EXERCISE REQUIREMENTS:
Output each entry below as it stands, leaving out every picture.

EXERCISE INPUTS:

+---+

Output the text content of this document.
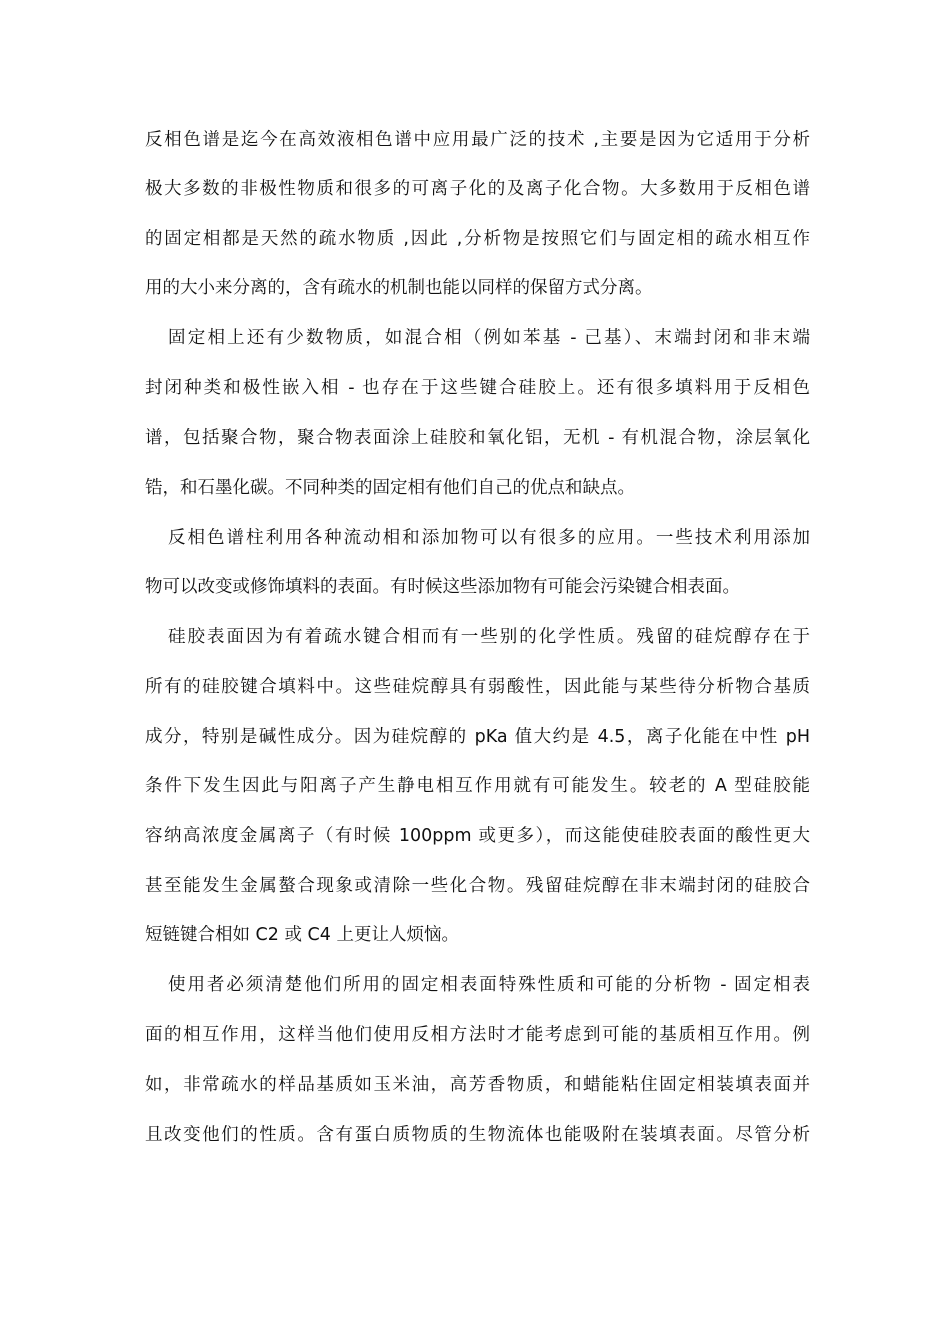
反相色谱是迄今在高效液相色谱中应用最广泛的技术 ,主要是因为它适用于分析
极大多数的非极性物质和很多的可离子化的及离子化合物。大多数用于反相色谱
的固定相都是天然的疏水物质 ,因此 ,分析物是按照它们与固定相的疏水相互作
用的大小来分离的，含有疏水的机制也能以同样的保留方式分离。
固定相上还有少数物质，如混合相（例如苯基 - 己基）、末端封闭和非末端
封闭种类和极性嵌入相 - 也存在于这些键合硅胶上。还有很多填料用于反相色
谱，包括聚合物，聚合物表面涂上硅胶和氧化铝，无机 - 有机混合物，涂层氧化
锆，和石墨化碳。不同种类的固定相有他们自己的优点和缺点。
反相色谱柱利用各种流动相和添加物可以有很多的应用。一些技术利用添加
物可以改变或修饰填料的表面。有时候这些添加物有可能会污染键合相表面。
硅胶表面因为有着疏水键合相而有一些别的化学性质。残留的硅烷醇存在于
所有的硅胶键合填料中。这些硅烷醇具有弱酸性，因此能与某些待分析物合基质
成分，特别是碱性成分。因为硅烷醇的 pKa 值大约是 4.5，离子化能在中性 pH
条件下发生因此与阳离子产生静电相互作用就有可能发生。较老的 A 型硅胶能
容纳高浓度金属离子（有时候 100ppm 或更多），而这能使硅胶表面的酸性更大
甚至能发生金属螯合现象或清除一些化合物。残留硅烷醇在非末端封闭的硅胶合
短链键合相如 C2 或 C4 上更让人烦恼。
使用者必须清楚他们所用的固定相表面特殊性质和可能的分析物 - 固定相表
面的相互作用，这样当他们使用反相方法时才能考虑到可能的基质相互作用。例
如，非常疏水的样品基质如玉米油，高芳香物质，和蜡能粘住固定相装填表面并
且改变他们的性质。含有蛋白质物质的生物流体也能吸附在装填表面。尽管分析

+---+

EXPECTED OUTPUT:
Output the text content of this document.
反相色谱是迄今在高效液相色谱中应用最广泛的技术 ,主要是因为它适用于分析
极大多数的非极性物质和很多的可离子化的及离子化合物。大多数用于反相色谱
的固定相都是天然的疏水物质 ,因此 ,分析物是按照它们与固定相的疏水相互作
用的大小来分离的，含有疏水的机制也能以同样的保留方式分离。
固定相上还有少数物质，如混合相（例如苯基 - 己基）、末端封闭和非末端
封闭种类和极性嵌入相 - 也存在于这些键合硅胶上。还有很多填料用于反相色
谱，包括聚合物，聚合物表面涂上硅胶和氧化铝，无机 - 有机混合物，涂层氧化
锆，和石墨化碳。不同种类的固定相有他们自己的优点和缺点。
反相色谱柱利用各种流动相和添加物可以有很多的应用。一些技术利用添加
物可以改变或修饰填料的表面。有时候这些添加物有可能会污染键合相表面。
硅胶表面因为有着疏水键合相而有一些别的化学性质。残留的硅烷醇存在于
所有的硅胶键合填料中。这些硅烷醇具有弱酸性，因此能与某些待分析物合基质
成分，特别是碱性成分。因为硅烷醇的 pKa 值大约是 4.5，离子化能在中性 pH
条件下发生因此与阳离子产生静电相互作用就有可能发生。较老的 A 型硅胶能
容纳高浓度金属离子（有时候 100ppm 或更多），而这能使硅胶表面的酸性更大
甚至能发生金属螯合现象或清除一些化合物。残留硅烷醇在非末端封闭的硅胶合
短链键合相如 C2 或 C4 上更让人烦恼。
使用者必须清楚他们所用的固定相表面特殊性质和可能的分析物 - 固定相表
面的相互作用，这样当他们使用反相方法时才能考虑到可能的基质相互作用。例
如，非常疏水的样品基质如玉米油，高芳香物质，和蜡能粘住固定相装填表面并
且改变他们的性质。含有蛋白质物质的生物流体也能吸附在装填表面。尽管分析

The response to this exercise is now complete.